[Dataset entries]
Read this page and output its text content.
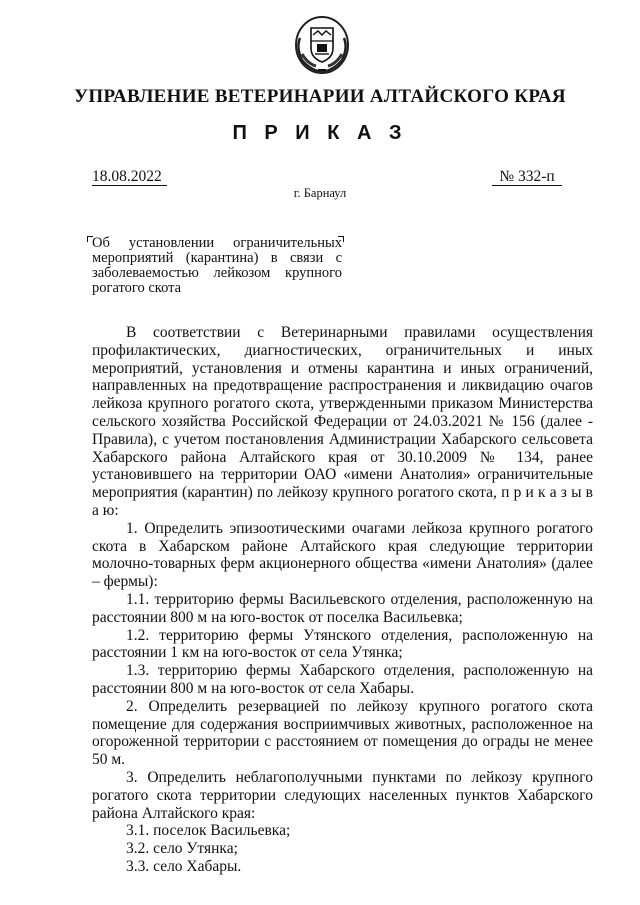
УПРАВЛЕНИЕ ВЕТЕРИНАРИИ АЛТАЙСКОГО КРАЯ
П Р И К А З
18.08.2022	№ 332-п
г. Барнаул
Об установлении ограничительных мероприятий (карантина) в связи с заболеваемостью лейкозом крупного рогатого скота

В соответствии с Ветеринарными правилами осуществления профилактических, диагностических, ограничительных и иных мероприятий, установления и отмены карантина и иных ограничений, направленных на предотвращение распространения и ликвидацию очагов лейкоза крупного рогатого скота, утвержденными приказом Министерства сельского хозяйства Российской Федерации от 24.03.2021 № 156 (далее - Правила), с учетом постановления Администрации Хабарского сельсовета Хабарского района Алтайского края от 30.10.2009 № 134, ранее установившего на территории ОАО «имени Анатолия» ограничительные мероприятия (карантин) по лейкозу крупного рогатого скота, п р и к а з ы в а ю:

1. Определить эпизоотическими очагами лейкоза крупного рогатого скота в Хабарском районе Алтайского края следующие территории молочно-товарных ферм акционерного общества «имени Анатолия» (далее – фермы):

1.1. территорию фермы Васильевского отделения, расположенную на расстоянии 800 м на юго-восток от поселка Васильевка;

1.2. территорию фермы Утянского отделения, расположенную на расстоянии 1 км на юго-восток от села Утянка;

1.3. территорию фермы Хабарского отделения, расположенную на расстоянии 800 м на юго-восток от села Хабары.

2. Определить резервацией по лейкозу крупного рогатого скота помещение для содержания восприимчивых животных, расположенное на огороженной территории с расстоянием от помещения до ограды не менее 50 м.

3. Определить неблагополучными пунктами по лейкозу крупного рогатого скота территории следующих населенных пунктов Хабарского района Алтайского края:

3.1. поселок Васильевка;

3.2. село Утянка;

3.3. село Хабары.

**Exercise aim**
Among the lines of the data, identify those with the word "ограничительных". Copy each of them.

**Expected output**
Об установлении ограничительных мероприятий (карантина) в связи с заболеваемостью лейкозом крупного рогатого скота
В соответствии с Ветеринарными правилами осуществления профилактических, диагностических, ограничительных и иных мероприятий, установления и отмены карантина и иных ограничений, направленных на предотвращение распространения и ликвидацию очагов лейкоза крупного рогатого скота, утвержденными приказом Министерства сельского хозяйства Российской Федерации от 24.03.2021 № 156 (далее - Правила), с учетом постановления Администрации Хабарского сельсовета Хабарского района Алтайского края от 30.10.2009 № 134, ранее установившего на территории ОАО «имени Анатолия» ограничительные мероприятия (карантин) по лейкозу крупного рогатого скота, п р и к а з ы в а ю:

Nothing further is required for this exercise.